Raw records
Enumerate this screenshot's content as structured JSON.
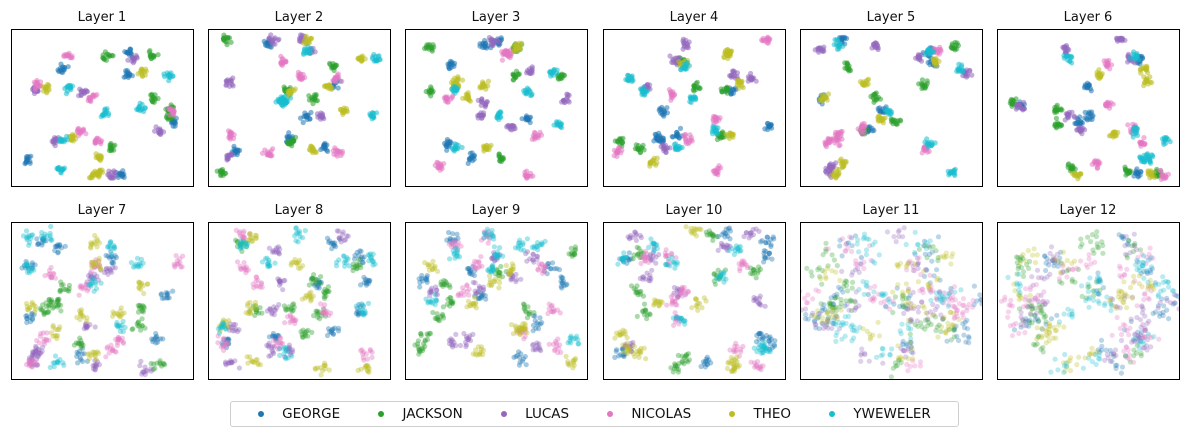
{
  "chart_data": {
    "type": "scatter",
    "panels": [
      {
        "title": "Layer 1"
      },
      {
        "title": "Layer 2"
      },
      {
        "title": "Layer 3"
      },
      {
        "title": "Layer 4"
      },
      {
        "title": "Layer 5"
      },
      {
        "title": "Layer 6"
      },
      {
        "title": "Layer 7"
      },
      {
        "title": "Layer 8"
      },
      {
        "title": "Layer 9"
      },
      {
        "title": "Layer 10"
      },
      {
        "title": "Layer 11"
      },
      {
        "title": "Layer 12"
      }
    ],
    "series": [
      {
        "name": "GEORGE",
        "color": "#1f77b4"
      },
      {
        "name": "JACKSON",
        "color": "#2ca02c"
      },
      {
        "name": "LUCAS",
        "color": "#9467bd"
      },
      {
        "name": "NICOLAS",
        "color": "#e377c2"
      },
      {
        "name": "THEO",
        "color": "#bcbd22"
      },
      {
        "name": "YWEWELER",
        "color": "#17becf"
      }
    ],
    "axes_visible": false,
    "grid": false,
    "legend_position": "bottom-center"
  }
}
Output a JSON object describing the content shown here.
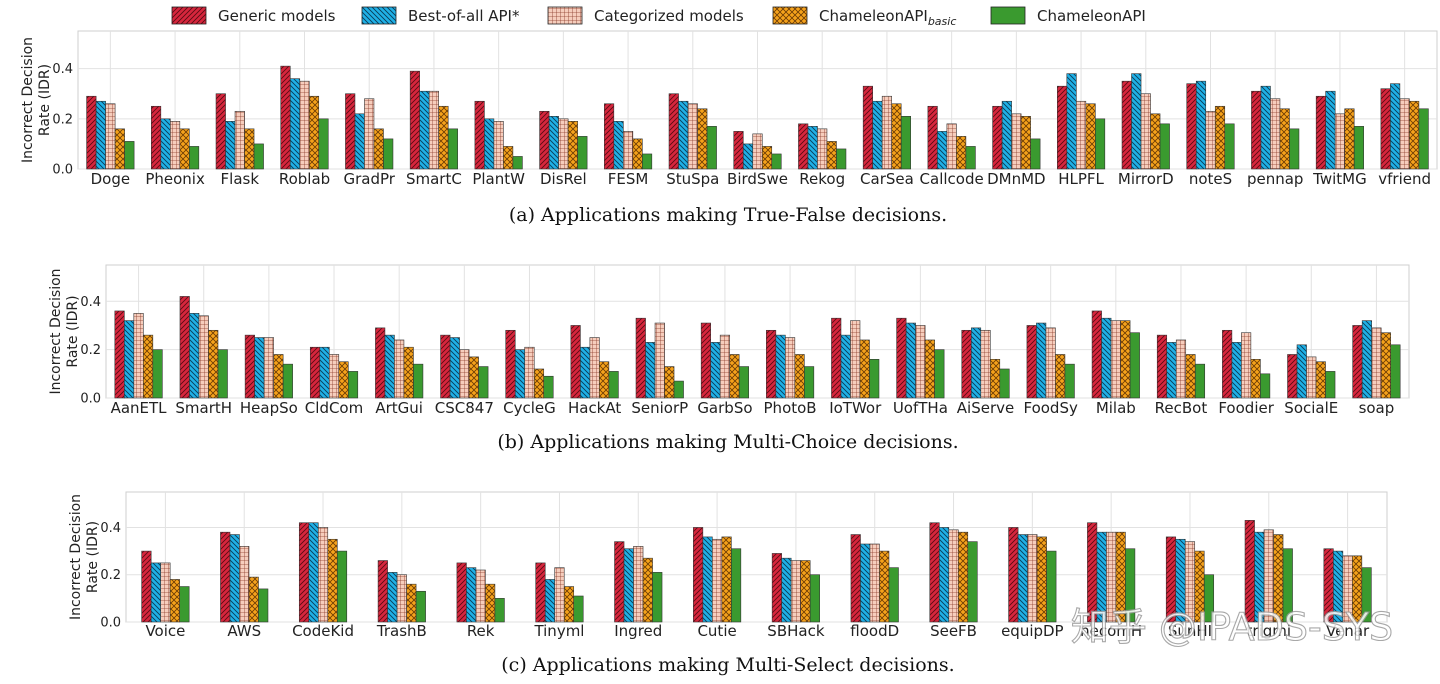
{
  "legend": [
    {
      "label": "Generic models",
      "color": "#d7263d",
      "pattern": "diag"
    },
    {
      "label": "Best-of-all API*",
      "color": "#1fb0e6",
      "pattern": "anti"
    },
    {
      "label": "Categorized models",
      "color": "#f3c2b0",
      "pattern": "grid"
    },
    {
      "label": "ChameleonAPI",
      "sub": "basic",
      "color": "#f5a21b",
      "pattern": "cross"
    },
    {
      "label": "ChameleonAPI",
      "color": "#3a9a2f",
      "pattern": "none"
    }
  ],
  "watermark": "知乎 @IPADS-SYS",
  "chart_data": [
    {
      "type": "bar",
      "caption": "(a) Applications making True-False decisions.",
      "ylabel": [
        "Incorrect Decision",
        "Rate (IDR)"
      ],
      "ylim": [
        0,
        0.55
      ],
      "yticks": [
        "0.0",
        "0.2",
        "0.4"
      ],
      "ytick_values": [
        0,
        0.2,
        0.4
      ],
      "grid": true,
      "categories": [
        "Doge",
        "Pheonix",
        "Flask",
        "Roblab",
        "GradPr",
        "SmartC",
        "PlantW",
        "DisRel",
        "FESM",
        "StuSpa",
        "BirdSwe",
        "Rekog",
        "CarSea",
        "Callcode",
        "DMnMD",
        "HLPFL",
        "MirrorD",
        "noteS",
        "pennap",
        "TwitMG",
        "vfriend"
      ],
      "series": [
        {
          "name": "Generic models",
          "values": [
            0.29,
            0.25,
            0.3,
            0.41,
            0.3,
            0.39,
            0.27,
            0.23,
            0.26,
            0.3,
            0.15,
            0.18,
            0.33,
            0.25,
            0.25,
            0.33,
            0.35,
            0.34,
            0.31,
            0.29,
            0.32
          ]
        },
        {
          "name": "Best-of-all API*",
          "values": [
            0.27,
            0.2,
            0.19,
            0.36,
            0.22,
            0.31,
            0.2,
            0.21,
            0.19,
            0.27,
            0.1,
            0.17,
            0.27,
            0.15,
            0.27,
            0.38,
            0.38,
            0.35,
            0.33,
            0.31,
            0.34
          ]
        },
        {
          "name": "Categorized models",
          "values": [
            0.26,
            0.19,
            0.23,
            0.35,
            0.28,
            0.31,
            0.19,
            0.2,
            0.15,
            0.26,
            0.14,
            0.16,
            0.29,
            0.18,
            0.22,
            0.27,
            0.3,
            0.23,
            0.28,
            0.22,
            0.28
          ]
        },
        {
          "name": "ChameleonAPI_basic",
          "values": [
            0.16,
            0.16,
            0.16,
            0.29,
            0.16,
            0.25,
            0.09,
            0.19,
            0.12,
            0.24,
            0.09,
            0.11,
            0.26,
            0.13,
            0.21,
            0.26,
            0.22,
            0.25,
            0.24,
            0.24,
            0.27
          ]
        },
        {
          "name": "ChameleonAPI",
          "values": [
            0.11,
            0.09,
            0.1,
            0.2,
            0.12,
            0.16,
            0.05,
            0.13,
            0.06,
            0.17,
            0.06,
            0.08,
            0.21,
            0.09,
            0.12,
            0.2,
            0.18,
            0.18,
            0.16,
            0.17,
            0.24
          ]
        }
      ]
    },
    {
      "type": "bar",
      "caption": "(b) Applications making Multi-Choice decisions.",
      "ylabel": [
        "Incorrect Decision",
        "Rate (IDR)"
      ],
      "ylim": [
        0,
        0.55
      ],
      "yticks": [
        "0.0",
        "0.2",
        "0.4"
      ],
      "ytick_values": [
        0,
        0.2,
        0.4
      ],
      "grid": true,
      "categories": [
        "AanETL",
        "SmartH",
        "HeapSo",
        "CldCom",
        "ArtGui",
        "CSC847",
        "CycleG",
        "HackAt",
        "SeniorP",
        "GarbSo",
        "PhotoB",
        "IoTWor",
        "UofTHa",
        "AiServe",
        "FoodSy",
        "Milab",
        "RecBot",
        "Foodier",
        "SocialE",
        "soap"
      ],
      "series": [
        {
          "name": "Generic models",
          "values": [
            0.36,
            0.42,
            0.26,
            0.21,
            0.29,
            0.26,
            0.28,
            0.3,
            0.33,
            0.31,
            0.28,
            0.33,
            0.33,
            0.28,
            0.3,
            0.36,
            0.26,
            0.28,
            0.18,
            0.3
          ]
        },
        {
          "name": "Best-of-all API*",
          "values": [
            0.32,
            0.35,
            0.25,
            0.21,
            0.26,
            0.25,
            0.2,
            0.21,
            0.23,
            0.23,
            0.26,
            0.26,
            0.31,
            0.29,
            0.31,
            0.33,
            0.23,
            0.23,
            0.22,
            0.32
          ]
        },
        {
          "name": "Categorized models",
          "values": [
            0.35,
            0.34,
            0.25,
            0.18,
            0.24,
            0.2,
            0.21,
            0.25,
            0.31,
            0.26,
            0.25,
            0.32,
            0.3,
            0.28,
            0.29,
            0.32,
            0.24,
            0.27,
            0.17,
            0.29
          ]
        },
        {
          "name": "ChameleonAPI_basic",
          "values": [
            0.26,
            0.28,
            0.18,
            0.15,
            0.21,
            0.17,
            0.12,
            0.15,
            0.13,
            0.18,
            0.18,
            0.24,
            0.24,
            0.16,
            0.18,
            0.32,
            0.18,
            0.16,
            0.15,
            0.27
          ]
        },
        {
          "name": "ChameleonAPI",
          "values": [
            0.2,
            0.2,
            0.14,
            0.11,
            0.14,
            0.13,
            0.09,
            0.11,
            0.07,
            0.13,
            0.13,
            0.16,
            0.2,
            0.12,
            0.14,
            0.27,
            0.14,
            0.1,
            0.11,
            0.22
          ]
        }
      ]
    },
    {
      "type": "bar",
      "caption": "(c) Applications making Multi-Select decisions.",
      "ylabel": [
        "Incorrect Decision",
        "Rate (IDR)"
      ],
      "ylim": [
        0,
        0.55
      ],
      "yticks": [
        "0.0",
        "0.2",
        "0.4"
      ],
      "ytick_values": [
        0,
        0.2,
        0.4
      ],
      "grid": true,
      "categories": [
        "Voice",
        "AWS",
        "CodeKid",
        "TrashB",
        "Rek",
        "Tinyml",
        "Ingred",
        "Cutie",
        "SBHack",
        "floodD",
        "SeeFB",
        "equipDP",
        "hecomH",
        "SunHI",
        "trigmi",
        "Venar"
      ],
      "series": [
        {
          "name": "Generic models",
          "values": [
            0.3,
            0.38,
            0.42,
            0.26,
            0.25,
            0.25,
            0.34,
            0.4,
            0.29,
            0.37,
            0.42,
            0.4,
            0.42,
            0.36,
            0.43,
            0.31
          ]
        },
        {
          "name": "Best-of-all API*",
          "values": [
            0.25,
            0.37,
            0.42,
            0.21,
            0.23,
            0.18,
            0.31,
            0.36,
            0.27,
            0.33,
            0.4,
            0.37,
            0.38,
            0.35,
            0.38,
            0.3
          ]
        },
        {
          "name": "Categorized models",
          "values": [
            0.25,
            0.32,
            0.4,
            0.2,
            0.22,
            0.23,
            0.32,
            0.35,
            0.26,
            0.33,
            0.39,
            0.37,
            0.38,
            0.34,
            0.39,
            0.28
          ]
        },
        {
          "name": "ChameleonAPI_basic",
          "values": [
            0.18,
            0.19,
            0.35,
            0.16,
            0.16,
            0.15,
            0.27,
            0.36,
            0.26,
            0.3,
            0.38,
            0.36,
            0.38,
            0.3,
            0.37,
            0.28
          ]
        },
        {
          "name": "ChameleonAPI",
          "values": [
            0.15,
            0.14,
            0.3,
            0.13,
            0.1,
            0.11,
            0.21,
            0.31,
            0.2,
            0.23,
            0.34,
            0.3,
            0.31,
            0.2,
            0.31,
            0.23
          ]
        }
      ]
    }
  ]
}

## Goal
Give every line of the material that includes the string "color".

## Response to the exercise
        "color": "#1f77b4"
        "color": "#2ca02c"
        "color": "#9467bd"
        "color": "#e377c2"
        "color": "#bcbd22"
        "color": "#17becf"
      "color": "#d7263d",
      "color": "#1fb0e6",
      "color": "#f3c2b0",
      "color": "#f5a21b",
      "color": "#3a9a2f",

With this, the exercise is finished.